Job »
Copy the data exactly; pictures stay out of the copy.

begin

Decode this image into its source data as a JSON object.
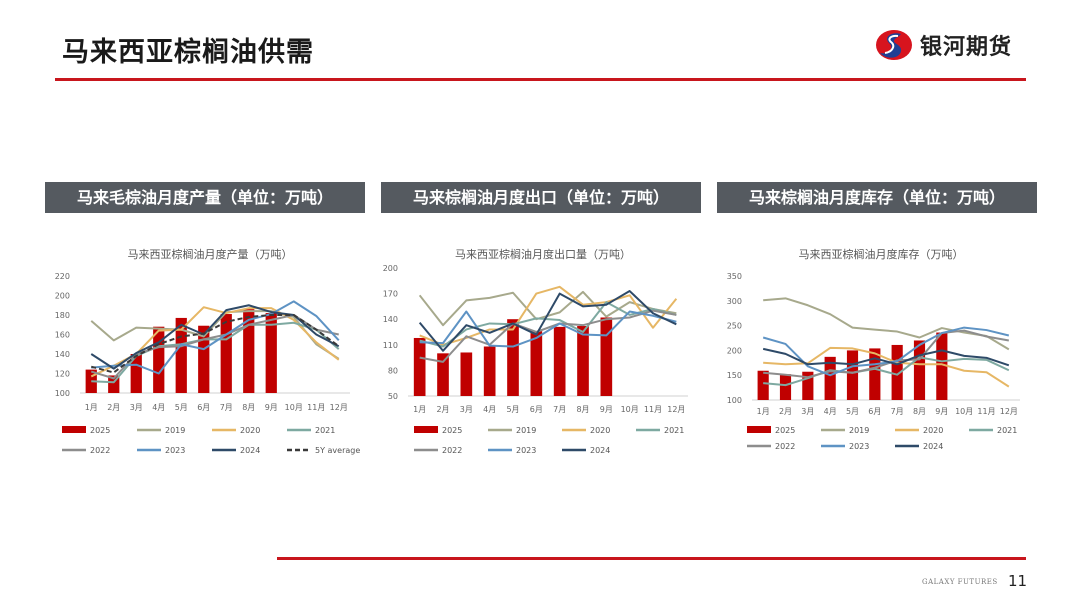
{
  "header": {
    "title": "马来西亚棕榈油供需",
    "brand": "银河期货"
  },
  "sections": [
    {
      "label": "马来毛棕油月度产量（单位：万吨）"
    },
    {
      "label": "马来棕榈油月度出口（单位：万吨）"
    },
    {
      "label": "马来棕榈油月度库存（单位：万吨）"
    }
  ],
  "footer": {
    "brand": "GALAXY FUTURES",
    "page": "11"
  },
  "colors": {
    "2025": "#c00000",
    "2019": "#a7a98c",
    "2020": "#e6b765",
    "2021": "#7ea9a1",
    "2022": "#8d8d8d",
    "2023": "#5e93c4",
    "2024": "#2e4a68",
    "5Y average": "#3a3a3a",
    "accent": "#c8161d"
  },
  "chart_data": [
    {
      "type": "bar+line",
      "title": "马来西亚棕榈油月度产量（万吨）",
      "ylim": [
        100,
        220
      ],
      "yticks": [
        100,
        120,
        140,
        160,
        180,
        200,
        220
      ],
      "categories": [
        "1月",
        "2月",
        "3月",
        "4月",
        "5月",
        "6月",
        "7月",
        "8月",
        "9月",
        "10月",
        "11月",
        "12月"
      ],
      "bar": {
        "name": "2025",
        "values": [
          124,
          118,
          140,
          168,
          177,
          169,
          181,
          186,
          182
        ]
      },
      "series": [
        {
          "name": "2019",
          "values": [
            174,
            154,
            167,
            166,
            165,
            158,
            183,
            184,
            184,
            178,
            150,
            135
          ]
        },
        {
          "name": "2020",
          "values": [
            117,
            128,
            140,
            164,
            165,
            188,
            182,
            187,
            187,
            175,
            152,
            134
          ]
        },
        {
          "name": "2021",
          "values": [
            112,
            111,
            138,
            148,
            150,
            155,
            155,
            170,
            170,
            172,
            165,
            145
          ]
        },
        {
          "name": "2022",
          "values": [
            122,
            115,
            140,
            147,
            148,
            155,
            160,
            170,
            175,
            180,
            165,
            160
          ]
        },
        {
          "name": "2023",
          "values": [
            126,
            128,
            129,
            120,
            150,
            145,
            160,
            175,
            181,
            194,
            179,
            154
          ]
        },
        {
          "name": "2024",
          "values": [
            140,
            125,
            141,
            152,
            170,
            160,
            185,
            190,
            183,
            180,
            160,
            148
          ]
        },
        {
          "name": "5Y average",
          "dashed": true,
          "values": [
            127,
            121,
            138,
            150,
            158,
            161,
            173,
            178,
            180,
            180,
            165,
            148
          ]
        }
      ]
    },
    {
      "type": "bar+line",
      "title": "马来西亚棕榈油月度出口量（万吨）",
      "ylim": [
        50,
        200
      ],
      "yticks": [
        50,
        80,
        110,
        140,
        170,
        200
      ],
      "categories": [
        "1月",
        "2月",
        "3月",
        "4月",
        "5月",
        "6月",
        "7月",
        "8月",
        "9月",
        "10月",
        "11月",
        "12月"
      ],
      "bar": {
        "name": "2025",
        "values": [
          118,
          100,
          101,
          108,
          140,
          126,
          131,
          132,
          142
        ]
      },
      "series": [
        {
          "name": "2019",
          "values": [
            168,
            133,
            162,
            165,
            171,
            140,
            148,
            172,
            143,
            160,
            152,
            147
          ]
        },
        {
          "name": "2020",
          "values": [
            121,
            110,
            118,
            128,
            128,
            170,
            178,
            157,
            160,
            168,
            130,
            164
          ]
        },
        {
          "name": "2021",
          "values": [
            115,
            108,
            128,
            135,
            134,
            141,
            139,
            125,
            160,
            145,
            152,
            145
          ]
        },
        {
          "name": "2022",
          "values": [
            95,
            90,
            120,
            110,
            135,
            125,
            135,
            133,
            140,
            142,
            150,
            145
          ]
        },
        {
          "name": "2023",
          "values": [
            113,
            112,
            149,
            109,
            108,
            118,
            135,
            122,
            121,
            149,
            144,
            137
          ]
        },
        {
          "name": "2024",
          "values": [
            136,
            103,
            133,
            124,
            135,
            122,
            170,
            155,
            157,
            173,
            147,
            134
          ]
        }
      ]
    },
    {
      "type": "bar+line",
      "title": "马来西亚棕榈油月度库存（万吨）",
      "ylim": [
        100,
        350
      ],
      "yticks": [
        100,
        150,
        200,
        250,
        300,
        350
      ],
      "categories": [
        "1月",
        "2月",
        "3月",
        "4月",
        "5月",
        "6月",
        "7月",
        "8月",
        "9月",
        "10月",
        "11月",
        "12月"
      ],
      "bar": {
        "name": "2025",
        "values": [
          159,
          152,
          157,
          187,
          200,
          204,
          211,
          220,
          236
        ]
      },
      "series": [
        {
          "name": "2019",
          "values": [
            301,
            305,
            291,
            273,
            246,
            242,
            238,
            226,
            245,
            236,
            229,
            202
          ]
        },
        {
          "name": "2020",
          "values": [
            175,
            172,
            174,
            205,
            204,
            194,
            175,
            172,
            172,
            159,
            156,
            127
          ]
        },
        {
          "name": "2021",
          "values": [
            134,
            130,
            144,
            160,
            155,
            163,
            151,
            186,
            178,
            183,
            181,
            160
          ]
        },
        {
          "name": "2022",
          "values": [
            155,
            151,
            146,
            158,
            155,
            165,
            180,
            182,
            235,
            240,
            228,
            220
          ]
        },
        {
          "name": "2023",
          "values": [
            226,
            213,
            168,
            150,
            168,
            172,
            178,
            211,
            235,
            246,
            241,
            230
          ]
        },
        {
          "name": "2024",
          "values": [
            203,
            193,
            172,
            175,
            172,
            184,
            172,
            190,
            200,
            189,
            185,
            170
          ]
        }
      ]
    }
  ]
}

end

Output for this task »
Decode this image into its source data as a JSON object.
{
  "header": {
    "title": "马来西亚棕榈油供需",
    "brand": "银河期货"
  },
  "sections": [
    {
      "label": "马来毛棕油月度产量（单位：万吨）"
    },
    {
      "label": "马来棕榈油月度出口（单位：万吨）"
    },
    {
      "label": "马来棕榈油月度库存（单位：万吨）"
    }
  ],
  "footer": {
    "brand": "GALAXY FUTURES",
    "page": "11"
  },
  "colors": {
    "2025": "#c00000",
    "2019": "#a7a98c",
    "2020": "#e6b765",
    "2021": "#7ea9a1",
    "2022": "#8d8d8d",
    "2023": "#5e93c4",
    "2024": "#2e4a68",
    "5Y average": "#3a3a3a",
    "accent": "#c8161d"
  },
  "chart_data": [
    {
      "type": "bar+line",
      "title": "马来西亚棕榈油月度产量（万吨）",
      "ylim": [
        100,
        220
      ],
      "yticks": [
        100,
        120,
        140,
        160,
        180,
        200,
        220
      ],
      "categories": [
        "1月",
        "2月",
        "3月",
        "4月",
        "5月",
        "6月",
        "7月",
        "8月",
        "9月",
        "10月",
        "11月",
        "12月"
      ],
      "bar": {
        "name": "2025",
        "values": [
          124,
          118,
          140,
          168,
          177,
          169,
          181,
          186,
          182
        ]
      },
      "series": [
        {
          "name": "2019",
          "values": [
            174,
            154,
            167,
            166,
            165,
            158,
            183,
            184,
            184,
            178,
            150,
            135
          ]
        },
        {
          "name": "2020",
          "values": [
            117,
            128,
            140,
            164,
            165,
            188,
            182,
            187,
            187,
            175,
            152,
            134
          ]
        },
        {
          "name": "2021",
          "values": [
            112,
            111,
            138,
            148,
            150,
            155,
            155,
            170,
            170,
            172,
            165,
            145
          ]
        },
        {
          "name": "2022",
          "values": [
            122,
            115,
            140,
            147,
            148,
            155,
            160,
            170,
            175,
            180,
            165,
            160
          ]
        },
        {
          "name": "2023",
          "values": [
            126,
            128,
            129,
            120,
            150,
            145,
            160,
            175,
            181,
            194,
            179,
            154
          ]
        },
        {
          "name": "2024",
          "values": [
            140,
            125,
            141,
            152,
            170,
            160,
            185,
            190,
            183,
            180,
            160,
            148
          ]
        },
        {
          "name": "5Y average",
          "dashed": true,
          "values": [
            127,
            121,
            138,
            150,
            158,
            161,
            173,
            178,
            180,
            180,
            165,
            148
          ]
        }
      ]
    },
    {
      "type": "bar+line",
      "title": "马来西亚棕榈油月度出口量（万吨）",
      "ylim": [
        50,
        200
      ],
      "yticks": [
        50,
        80,
        110,
        140,
        170,
        200
      ],
      "categories": [
        "1月",
        "2月",
        "3月",
        "4月",
        "5月",
        "6月",
        "7月",
        "8月",
        "9月",
        "10月",
        "11月",
        "12月"
      ],
      "bar": {
        "name": "2025",
        "values": [
          118,
          100,
          101,
          108,
          140,
          126,
          131,
          132,
          142
        ]
      },
      "series": [
        {
          "name": "2019",
          "values": [
            168,
            133,
            162,
            165,
            171,
            140,
            148,
            172,
            143,
            160,
            152,
            147
          ]
        },
        {
          "name": "2020",
          "values": [
            121,
            110,
            118,
            128,
            128,
            170,
            178,
            157,
            160,
            168,
            130,
            164
          ]
        },
        {
          "name": "2021",
          "values": [
            115,
            108,
            128,
            135,
            134,
            141,
            139,
            125,
            160,
            145,
            152,
            145
          ]
        },
        {
          "name": "2022",
          "values": [
            95,
            90,
            120,
            110,
            135,
            125,
            135,
            133,
            140,
            142,
            150,
            145
          ]
        },
        {
          "name": "2023",
          "values": [
            113,
            112,
            149,
            109,
            108,
            118,
            135,
            122,
            121,
            149,
            144,
            137
          ]
        },
        {
          "name": "2024",
          "values": [
            136,
            103,
            133,
            124,
            135,
            122,
            170,
            155,
            157,
            173,
            147,
            134
          ]
        }
      ]
    },
    {
      "type": "bar+line",
      "title": "马来西亚棕榈油月度库存（万吨）",
      "ylim": [
        100,
        350
      ],
      "yticks": [
        100,
        150,
        200,
        250,
        300,
        350
      ],
      "categories": [
        "1月",
        "2月",
        "3月",
        "4月",
        "5月",
        "6月",
        "7月",
        "8月",
        "9月",
        "10月",
        "11月",
        "12月"
      ],
      "bar": {
        "name": "2025",
        "values": [
          159,
          152,
          157,
          187,
          200,
          204,
          211,
          220,
          236
        ]
      },
      "series": [
        {
          "name": "2019",
          "values": [
            301,
            305,
            291,
            273,
            246,
            242,
            238,
            226,
            245,
            236,
            229,
            202
          ]
        },
        {
          "name": "2020",
          "values": [
            175,
            172,
            174,
            205,
            204,
            194,
            175,
            172,
            172,
            159,
            156,
            127
          ]
        },
        {
          "name": "2021",
          "values": [
            134,
            130,
            144,
            160,
            155,
            163,
            151,
            186,
            178,
            183,
            181,
            160
          ]
        },
        {
          "name": "2022",
          "values": [
            155,
            151,
            146,
            158,
            155,
            165,
            180,
            182,
            235,
            240,
            228,
            220
          ]
        },
        {
          "name": "2023",
          "values": [
            226,
            213,
            168,
            150,
            168,
            172,
            178,
            211,
            235,
            246,
            241,
            230
          ]
        },
        {
          "name": "2024",
          "values": [
            203,
            193,
            172,
            175,
            172,
            184,
            172,
            190,
            200,
            189,
            185,
            170
          ]
        }
      ]
    }
  ]
}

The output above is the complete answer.